[PROBLEM] Copy out the records precisely, omitting pictures.

[GIVEN ENTRIES]
---
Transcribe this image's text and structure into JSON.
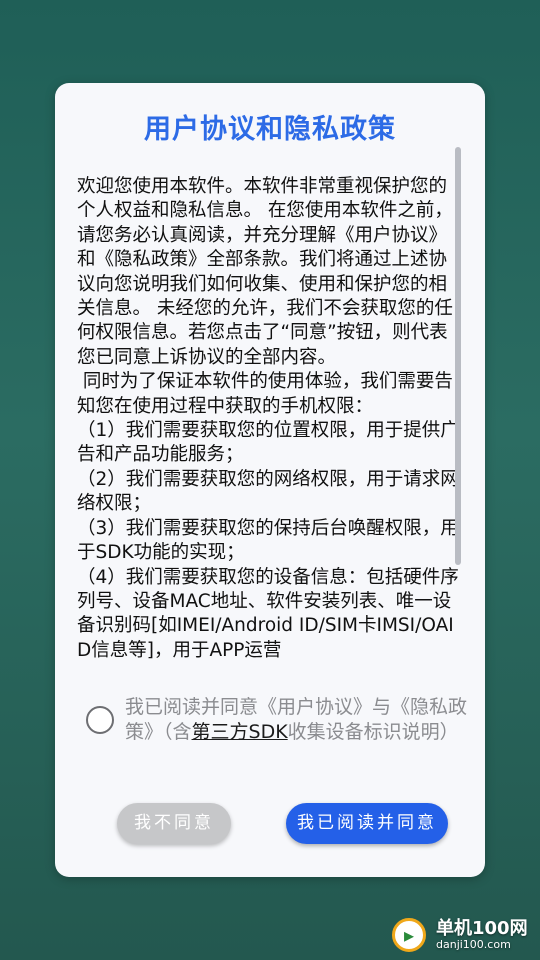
{
  "dialog": {
    "title": "用户协议和隐私政策",
    "paragraphs": [
      "欢迎您使用本软件。本软件非常重视保护您的个人权益和隐私信息。 在您使用本软件之前，请您务必认真阅读，并充分理解《用户协议》和《隐私政策》全部条款。我们将通过上述协议向您说明我们如何收集、使用和保护您的相关信息。 未经您的允许，我们不会获取您的任何权限信息。若您点击了“同意”按钮，则代表您已同意上诉协议的全部内容。",
      " 同时为了保证本软件的使用体验，我们需要告知您在使用过程中获取的手机权限：",
      "（1）我们需要获取您的位置权限，用于提供广告和产品功能服务；",
      "（2）我们需要获取您的网络权限，用于请求网络权限；",
      "（3）我们需要获取您的保持后台唤醒权限，用于SDK功能的实现；",
      "（4）我们需要获取您的设备信息：包括硬件序列号、设备MAC地址、软件安装列表、唯一设备识别码[如IMEI/Android ID/SIM卡IMSI/OAID信息等]，用于APP运营"
    ],
    "agreement": {
      "prefix": "我已阅读并同意《用户协议》与《隐私政策》（含",
      "link": "第三方SDK",
      "suffix": "收集设备标识说明）",
      "checked": false
    },
    "buttons": {
      "disagree": "我不同意",
      "agree": "我已阅读并同意"
    }
  },
  "watermark": {
    "icon": "play-icon",
    "name": "单机100网",
    "url": "danji100.com"
  },
  "colors": {
    "title": "#2d6be6",
    "agree_button": "#2460e8",
    "disagree_button": "#c6c7c9"
  }
}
---
[SOLUTION TO THIS PROBLEM]
Transcribe this image's text and structure into JSON.
{
  "dialog": {
    "title": "用户协议和隐私政策",
    "paragraphs": [
      "欢迎您使用本软件。本软件非常重视保护您的个人权益和隐私信息。 在您使用本软件之前，请您务必认真阅读，并充分理解《用户协议》和《隐私政策》全部条款。我们将通过上述协议向您说明我们如何收集、使用和保护您的相关信息。 未经您的允许，我们不会获取您的任何权限信息。若您点击了“同意”按钮，则代表您已同意上诉协议的全部内容。",
      " 同时为了保证本软件的使用体验，我们需要告知您在使用过程中获取的手机权限：",
      "（1）我们需要获取您的位置权限，用于提供广告和产品功能服务；",
      "（2）我们需要获取您的网络权限，用于请求网络权限；",
      "（3）我们需要获取您的保持后台唤醒权限，用于SDK功能的实现；",
      "（4）我们需要获取您的设备信息：包括硬件序列号、设备MAC地址、软件安装列表、唯一设备识别码[如IMEI/Android ID/SIM卡IMSI/OAID信息等]，用于APP运营"
    ],
    "agreement": {
      "prefix": "我已阅读并同意《用户协议》与《隐私政策》（含",
      "link": "第三方SDK",
      "suffix": "收集设备标识说明）",
      "checked": false
    },
    "buttons": {
      "disagree": "我不同意",
      "agree": "我已阅读并同意"
    }
  },
  "watermark": {
    "icon": "play-icon",
    "name": "单机100网",
    "url": "danji100.com"
  },
  "colors": {
    "title": "#2d6be6",
    "agree_button": "#2460e8",
    "disagree_button": "#c6c7c9"
  }
}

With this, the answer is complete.